- AIM 1: Duplicate the records word for word, everything from the first line down to the line that contains "data-point <box>439 364 447 372</box>".
- AIM 2: Pick up the Eli Keszler interview about the Cold Pin installation and carry it on from its final line.

[START OF TEXT EXTRACT]

Interview: Eli Keszler

 

What makes Boston’s Cyclorama an appropriate venue for the Cold Pin installation? 

The massive size of the space allowed me to make the piece at the scale I imagined it to be.  It’s an incredibly high dome, so the sound is very special in there.  There was so much reverberation that I had to scale back the amount of material to allow the space to speak for itself.

How difficult was it to realise your intentions for the installation? Did the practicality of setting up the installation pose any issues during the process?

There were tons of problems that needed to be worked through, but that’s to be expected when building any mechanical system.  It’s been a strange transition getting used to the pace of this type of work.  I do a lot of visual projects, both drawings and prints in addition to writing scores for performances, so I’ve gotten used to putting in tons of work without any feedback or immediate response.  This is a whole other level of waiting for information from the project because of the amount of time it takes to even make one sound happen.  The mechanical component was tricky to get working perfectly, and then figuring out how to reinforce and tune the strings so that they don’t snap a wall in two.   The distance between an idea and realization gets spelled out clearly for you when working on this type of project.

How did you decide upon factors such as rhythm/duration/sequence of the motor activity, or the width/length/tension of the strings?

For Cold Pin in particular I had to really be aware of the location.  It is such an extraordinary room acoustically that I wanted to make sure to allow enough time and space for the decay.  For me, the decay of strings or reverberation is the most interesting part of it to begin with.  I thought I had factored this in, but when getting in the space I ultimately had to leave even more.  I tried to come up with and use string lengths and gauges that would work with the room, and also would visually be organized how I want. Sonically, my process for coming up with the order is often in my head, imagining what I want it to be, then I’ll write it on paper, translate that into code and get feedback from a micro controller with small LED lights that help give me a sense of the attack patterns.  Then I adjust the code further in the space to tweak it just right.

[END OF TEXT EXTRACT]
[START OF TASK DATA]

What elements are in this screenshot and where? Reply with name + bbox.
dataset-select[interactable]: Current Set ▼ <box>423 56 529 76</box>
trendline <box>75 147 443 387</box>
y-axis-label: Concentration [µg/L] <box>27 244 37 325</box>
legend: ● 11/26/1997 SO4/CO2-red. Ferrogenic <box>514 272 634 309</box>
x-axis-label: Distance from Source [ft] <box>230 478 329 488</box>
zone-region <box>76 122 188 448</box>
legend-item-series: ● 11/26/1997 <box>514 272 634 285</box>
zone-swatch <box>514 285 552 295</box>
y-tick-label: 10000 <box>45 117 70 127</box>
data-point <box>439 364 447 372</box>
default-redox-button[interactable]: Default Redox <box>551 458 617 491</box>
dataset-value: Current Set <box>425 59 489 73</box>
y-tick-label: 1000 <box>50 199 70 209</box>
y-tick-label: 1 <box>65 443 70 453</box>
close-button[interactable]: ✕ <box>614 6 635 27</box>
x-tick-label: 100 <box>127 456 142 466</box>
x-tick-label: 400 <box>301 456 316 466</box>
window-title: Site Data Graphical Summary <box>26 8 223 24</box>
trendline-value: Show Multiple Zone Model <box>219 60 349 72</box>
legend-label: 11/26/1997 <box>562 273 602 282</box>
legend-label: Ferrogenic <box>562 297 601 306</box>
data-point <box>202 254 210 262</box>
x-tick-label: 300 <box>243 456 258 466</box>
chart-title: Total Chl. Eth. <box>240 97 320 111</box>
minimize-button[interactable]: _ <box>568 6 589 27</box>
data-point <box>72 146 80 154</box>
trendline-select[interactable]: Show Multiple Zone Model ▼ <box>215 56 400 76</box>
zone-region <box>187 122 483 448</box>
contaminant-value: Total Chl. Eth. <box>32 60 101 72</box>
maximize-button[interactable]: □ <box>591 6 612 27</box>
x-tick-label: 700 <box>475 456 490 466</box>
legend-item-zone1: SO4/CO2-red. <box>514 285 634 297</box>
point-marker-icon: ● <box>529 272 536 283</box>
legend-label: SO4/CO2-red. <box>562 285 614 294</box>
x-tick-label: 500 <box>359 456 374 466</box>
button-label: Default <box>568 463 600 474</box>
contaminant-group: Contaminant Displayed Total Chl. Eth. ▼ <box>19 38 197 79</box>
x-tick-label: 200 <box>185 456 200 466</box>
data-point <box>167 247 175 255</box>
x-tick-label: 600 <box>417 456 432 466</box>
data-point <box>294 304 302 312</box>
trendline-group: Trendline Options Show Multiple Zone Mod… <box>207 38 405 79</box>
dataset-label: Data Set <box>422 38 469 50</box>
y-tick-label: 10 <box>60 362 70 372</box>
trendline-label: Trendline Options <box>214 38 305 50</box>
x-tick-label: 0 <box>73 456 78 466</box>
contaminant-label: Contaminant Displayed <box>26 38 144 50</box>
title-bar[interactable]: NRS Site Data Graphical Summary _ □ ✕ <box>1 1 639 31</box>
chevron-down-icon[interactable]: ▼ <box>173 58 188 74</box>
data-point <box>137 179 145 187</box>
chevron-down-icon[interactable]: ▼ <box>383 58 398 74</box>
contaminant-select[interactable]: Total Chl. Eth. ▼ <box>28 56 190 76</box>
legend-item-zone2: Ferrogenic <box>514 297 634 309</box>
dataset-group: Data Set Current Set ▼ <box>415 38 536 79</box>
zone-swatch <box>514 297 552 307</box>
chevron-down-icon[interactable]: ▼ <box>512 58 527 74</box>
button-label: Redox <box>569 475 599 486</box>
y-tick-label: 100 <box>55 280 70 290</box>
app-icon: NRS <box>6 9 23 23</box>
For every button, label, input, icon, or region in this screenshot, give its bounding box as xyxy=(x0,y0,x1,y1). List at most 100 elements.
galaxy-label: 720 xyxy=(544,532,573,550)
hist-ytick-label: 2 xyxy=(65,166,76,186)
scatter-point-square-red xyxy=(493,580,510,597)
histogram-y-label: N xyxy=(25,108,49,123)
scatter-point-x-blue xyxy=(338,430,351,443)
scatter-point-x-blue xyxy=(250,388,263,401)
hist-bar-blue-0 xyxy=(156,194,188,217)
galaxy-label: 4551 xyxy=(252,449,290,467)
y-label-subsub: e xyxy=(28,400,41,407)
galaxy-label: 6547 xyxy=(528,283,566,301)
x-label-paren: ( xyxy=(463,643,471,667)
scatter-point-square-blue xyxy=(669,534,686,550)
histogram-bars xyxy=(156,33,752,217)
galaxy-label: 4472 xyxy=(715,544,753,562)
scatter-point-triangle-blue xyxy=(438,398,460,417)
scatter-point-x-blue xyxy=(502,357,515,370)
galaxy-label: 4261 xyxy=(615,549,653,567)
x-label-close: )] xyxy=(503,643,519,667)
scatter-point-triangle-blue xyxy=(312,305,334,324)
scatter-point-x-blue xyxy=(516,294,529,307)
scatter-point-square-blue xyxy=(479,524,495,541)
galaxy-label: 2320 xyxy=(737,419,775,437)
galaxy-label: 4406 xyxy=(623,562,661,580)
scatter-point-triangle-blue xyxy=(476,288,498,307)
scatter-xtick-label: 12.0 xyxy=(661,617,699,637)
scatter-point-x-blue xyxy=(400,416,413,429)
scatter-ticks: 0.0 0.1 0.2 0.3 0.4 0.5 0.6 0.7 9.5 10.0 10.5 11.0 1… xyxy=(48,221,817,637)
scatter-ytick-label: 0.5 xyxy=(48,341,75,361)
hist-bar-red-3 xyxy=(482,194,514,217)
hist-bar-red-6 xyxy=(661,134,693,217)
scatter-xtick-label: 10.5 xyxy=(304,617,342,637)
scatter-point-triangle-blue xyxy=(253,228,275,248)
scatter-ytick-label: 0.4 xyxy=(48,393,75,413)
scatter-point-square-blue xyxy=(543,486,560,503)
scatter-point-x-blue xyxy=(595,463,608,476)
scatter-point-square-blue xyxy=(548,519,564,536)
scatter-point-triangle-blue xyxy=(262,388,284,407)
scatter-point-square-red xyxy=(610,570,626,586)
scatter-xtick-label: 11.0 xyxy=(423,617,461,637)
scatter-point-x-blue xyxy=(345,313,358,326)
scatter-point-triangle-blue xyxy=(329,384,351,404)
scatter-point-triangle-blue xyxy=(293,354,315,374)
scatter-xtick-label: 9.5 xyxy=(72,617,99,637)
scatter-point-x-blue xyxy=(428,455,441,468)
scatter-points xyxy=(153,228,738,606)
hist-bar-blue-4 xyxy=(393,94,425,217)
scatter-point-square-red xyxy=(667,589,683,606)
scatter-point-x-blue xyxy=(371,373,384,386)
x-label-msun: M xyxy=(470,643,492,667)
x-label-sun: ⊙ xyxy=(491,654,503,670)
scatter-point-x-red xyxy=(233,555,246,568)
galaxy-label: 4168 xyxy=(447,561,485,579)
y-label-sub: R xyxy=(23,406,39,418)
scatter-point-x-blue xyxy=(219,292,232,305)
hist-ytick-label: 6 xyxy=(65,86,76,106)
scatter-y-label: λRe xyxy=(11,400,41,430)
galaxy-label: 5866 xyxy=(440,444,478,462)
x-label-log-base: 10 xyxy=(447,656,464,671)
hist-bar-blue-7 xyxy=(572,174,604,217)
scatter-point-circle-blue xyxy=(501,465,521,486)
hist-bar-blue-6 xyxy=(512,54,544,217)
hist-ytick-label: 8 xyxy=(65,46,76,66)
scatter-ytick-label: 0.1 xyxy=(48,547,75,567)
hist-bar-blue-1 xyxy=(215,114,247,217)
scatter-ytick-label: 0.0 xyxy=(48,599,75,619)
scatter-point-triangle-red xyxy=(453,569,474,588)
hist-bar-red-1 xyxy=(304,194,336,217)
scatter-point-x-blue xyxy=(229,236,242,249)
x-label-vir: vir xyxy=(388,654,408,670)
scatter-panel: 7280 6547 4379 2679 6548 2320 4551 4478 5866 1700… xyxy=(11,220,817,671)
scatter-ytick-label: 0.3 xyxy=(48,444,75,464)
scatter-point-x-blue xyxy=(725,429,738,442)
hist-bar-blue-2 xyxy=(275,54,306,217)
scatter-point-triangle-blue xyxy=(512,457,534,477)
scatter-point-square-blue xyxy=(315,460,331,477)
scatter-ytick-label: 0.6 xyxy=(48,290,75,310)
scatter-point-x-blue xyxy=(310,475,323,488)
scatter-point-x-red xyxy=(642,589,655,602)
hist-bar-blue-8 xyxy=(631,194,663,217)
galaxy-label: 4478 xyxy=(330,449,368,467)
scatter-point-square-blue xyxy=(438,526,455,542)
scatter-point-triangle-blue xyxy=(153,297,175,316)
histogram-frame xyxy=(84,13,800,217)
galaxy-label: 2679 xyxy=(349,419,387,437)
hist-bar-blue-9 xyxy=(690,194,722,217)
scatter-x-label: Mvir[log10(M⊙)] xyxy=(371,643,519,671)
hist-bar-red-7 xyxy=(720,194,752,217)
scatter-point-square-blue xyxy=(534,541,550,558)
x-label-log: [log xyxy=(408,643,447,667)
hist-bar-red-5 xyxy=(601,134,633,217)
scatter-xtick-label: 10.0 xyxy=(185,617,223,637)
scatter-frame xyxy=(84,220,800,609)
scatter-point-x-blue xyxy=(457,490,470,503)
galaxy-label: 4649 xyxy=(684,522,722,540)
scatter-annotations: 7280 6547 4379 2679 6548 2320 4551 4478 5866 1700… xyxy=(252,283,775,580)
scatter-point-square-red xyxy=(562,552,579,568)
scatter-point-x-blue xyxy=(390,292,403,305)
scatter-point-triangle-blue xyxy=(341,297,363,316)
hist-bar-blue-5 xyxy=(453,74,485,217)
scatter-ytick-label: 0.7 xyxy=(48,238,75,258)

[END OF TASK DATA]

- RESPONSE 1:
What elements are in this screenshot and where? Reply with name + bbox.
dataset-select[interactable]: Current Set ▼ <box>423 56 529 76</box>
trendline <box>75 147 443 387</box>
y-axis-label: Concentration [µg/L] <box>27 244 37 325</box>
legend: ● 11/26/1997 SO4/CO2-red. Ferrogenic <box>514 272 634 309</box>
x-axis-label: Distance from Source [ft] <box>230 478 329 488</box>
zone-region <box>76 122 188 448</box>
legend-item-series: ● 11/26/1997 <box>514 272 634 285</box>
zone-swatch <box>514 285 552 295</box>
y-tick-label: 10000 <box>45 117 70 127</box>
data-point <box>439 364 447 372</box>

- RESPONSE 2:
How have people reacted to the installation? What sorts of emotional responses has it elicited from attendees?

It’s been very positive in my experience.  One thing that I haven’t expected is the amount of people wanting to lie down and talk or hang around the installation as it goes on.  The installation is constantly reordering its own material so it has a never ending or cadencing structure.   In the case of one installation in Shreveport, another installation I did involved strings that were over 200 feet long going over two empty water basins, people were pretty surprised at the way strings that long sound.

Was it always your intention to compose a piece of music alongside the installation? 

Yes, I imagined them together. I’m interested in blurring lines and I like the conflict between the vertical structure of installation and the horizontal nature of music.  I’lI imagine them together and apart, and had to figure out material that would work in both contexts.   The idea of creating a haze around what the ‘object’ of the project is, is what most interests me.  When the make up of the material reaches such a large scale, like in the case of my Collecting Basin installation, with strings as long as 200 feet, an interesting transition occurs where the line between instrument and environment becomes blurred.

Was this piece intended to slot inside the existing atmosphere of the installation, or place the installation within a new atmospheric context? 

The complication that I was after makes me say yes to both of those questions, but one difference in my thinking is that the music is not inside or in addition to the installation. I think of the installation as a frame in which the music sits inside both visually in performance and sonically as well, but the frame has different meaning and an integrity of its own when it has something in it then without it.  The installation is in a sense the vertical architecture of the piece, because of its vertical pull, and the music controls its left to right motion.  It tugs at the music to a stand still.  I’m interested in slicing the architecture of the space with the string. Dividing the room into lines visually as the music and installation divides the space sonically.

What qualities do the additional musicians featured on the record possess that made them appropriate collaborators for the composition version of Cold Pin?

With this particular group I can really use a short hand style of direction, which is really appealing.  I don’t need to explain or write too much down, because they know what I’m after so I can simply do notation at home for my own thinking, and then dictate through language what I’m after.  The level of musicianship is so high with all of them that if I did need to write it down they could all read and do all of that perfectly. They understand the language, which allows it to flow freely.   If I’m working with classical oriented musicians I really have to write things down and explain everything in a certain way – adjust my writing to get the effect I’m after, because we haven’t discussed enough what the design or the idea really is.  It’s all about translating ideas specific for the group your working with so that everyone gets it and can let the material speak for itself.

Do you consider there to be an optimum environment or setup for listening to the Cold Pin composition?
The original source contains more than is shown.